TEXTO DA PÁGINA:

---

Em uma entrevista alguns meses depois, Castro detalhou sua visão dessa mudança:

Embora alguns não se tenham dado conta, a polarização da vida internacional perdeu muito em nitidez. Houve inegável relaxamento de tensões. E tornaram-se inviáveis os esforços de mediação entre a União Soviética e os Estados Unidos, que certas potências se tinham habituado a desenvolver.

Hoje em dia, o contato é direto, simbolizado pela existência do teletipo vermelho entre Washington e Moscou. Isso não significa que as divergências Oriente-Ocidente estejam superadas [...] O jogo da Guerra Fria continua, mas as regras mudaram. É preciso que nos acostumemos a esse novo esquema da realidade política internacional e superemos, em favor de fórmulas mais realistas e criadoras,

as análises anteriores, condicionadas por divisões de rígida polarização 133.

A referência à superação de “análises anteriores, condicionadas por divisões de rígida polarização” era mais uma manifestação da preocupação de Castro com os obstáculos que a política doméstica poderia gerar para a política externa. Essencialmente, não adiantaria a diplomacia brasileira adaptar-se às novas realidades se a sociedade brasileira a elas permanecesse alheia.

Nas Nações Unidas, as transformações daqueles anos desencadearam um embate de agendas na Organização. À tradicional agenda de segurança, predicada nas divisões Leste-Oeste, eram agora contrapostos os temas da descolonização e do desenvolvimento, orientados mais no eixo Norte-Sul. As superpotências viam com nervosismo essas tendências – do lado americano, por exemplo, havia preocupação em “equilibrar” a Assembleia e em evidenciar que “o anticolonialismo não é o único problema que o mundo enfrenta”134.

Essa preocupação derivava, em parte, da transformação no perfil da Organização. Quando de sua fundação, tinha 51 membros;

quando Castro fez seu discurso naquele mês de setembro, já eram 111, dos quais uma proporção considerável oriunda da Ásia, África e América Latina. Um dos grandes símbolos dessa mudança no equilíbrio da Organização foi a adoção, em 1960, da Resolução 1514 (XV), a “Declaração de Outorga da Independência aos Países e Povos Coloniais”. Outro símbolo estava para surgir em breve: já estavam em estágio avançado os preparativos para a Conferência das Nações Unidas sobre Comércio e Desenvolvimento – a UNCTAD – a ter início em março de 1964, em Genebra.

133 Franco (2008), p. 270-271.

134 US Department of State (2001), documento 252.

Quais eram as implicações desse contexto para o Brasil?

---

OBJETIVO DO EXERCÍCIO: Escreva a continuação do texto sobre a visão de Castro e as mudanças nas Nações Unidas, começando logo depois da pergunta final.

Entradas do conjunto de dados:
---

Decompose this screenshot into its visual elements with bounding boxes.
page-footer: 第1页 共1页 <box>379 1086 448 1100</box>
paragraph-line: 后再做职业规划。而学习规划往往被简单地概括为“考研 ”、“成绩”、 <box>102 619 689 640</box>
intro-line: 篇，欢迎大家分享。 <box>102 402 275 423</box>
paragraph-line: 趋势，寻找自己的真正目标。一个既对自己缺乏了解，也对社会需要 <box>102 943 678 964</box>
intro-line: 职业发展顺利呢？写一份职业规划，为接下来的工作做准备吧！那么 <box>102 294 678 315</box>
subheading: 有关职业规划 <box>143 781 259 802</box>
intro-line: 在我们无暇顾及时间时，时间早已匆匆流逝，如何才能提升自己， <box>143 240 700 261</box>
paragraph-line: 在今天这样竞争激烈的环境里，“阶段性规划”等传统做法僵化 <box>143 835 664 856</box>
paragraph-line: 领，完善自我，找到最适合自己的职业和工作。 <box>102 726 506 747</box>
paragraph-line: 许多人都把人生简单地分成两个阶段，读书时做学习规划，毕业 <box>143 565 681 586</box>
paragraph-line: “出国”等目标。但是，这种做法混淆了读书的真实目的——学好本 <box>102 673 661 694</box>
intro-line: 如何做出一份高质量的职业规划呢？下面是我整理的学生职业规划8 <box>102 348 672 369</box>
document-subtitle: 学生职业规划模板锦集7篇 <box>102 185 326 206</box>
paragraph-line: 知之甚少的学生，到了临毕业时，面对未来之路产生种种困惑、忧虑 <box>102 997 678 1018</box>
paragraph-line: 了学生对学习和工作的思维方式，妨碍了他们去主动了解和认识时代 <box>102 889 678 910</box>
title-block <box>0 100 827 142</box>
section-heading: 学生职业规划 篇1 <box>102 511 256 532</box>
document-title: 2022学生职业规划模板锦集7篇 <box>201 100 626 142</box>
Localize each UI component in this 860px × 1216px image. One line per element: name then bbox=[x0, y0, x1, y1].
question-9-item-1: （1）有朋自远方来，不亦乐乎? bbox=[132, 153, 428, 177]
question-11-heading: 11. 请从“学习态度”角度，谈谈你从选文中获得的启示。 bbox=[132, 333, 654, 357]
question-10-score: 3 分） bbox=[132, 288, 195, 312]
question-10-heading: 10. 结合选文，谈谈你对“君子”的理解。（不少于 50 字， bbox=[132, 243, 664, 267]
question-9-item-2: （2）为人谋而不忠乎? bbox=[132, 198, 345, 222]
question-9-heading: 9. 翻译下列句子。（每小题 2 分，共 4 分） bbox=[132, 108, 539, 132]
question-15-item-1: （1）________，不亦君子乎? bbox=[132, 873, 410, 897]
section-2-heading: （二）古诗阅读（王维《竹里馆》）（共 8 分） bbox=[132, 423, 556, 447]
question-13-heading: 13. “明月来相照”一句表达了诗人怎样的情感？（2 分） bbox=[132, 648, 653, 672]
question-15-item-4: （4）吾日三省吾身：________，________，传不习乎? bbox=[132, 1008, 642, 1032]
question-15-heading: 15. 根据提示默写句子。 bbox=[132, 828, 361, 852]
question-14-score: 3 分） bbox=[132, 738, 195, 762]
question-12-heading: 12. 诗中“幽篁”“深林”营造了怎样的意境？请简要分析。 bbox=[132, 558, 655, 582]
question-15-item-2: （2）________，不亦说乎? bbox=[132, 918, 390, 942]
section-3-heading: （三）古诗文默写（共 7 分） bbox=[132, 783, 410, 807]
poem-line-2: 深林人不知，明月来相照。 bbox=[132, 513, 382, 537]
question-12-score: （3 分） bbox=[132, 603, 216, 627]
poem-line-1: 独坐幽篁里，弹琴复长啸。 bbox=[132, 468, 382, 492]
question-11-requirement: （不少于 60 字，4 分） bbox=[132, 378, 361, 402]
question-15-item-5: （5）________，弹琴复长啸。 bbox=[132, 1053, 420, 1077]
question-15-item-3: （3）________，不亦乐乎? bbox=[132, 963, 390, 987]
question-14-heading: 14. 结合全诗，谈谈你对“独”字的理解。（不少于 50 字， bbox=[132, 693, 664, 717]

---

RESULTADO:
Para Araujo Castro, eram alvissareiras as perspectivas em vários aspectos. A assinatura do Tratado de Proscrição Parcial sugeria haver possibilidade para novos progressos no campo do desarmamento.

A UNCTAD seria um passo importante na consolidação do desenvolvimento como tema da política internacional e a América Latina certamente teria papel relevante na Conferência – afinal, seu Secretário-Geral seria o argentino Raul Prebisch, que dirigia a Comissão Econômica para a América Latina e o Caribe (CEPAL).

Os países afro-asiáticos demonstravam capacidade e disposição de trabalharem juntos na Assembleia Geral para aprovarem ambiciosas resoluções.

Não obstante essas e outras oportunidades, também havia problemas. Em particular, havia o risco de que, ao defender os interesses nacionais, a diplomacia brasileira fosse vista como simpatizante do comunismo ou do neutralismo por setores da opinião pública doméstica ou pelos Estados Unidos, o que geraria sérios constrangimentos políticos. Essa era a mesma preocupação que Castro manifestara dois anos antes, na reunião organizada por San Tiago Dantas para tratar da questão cubana.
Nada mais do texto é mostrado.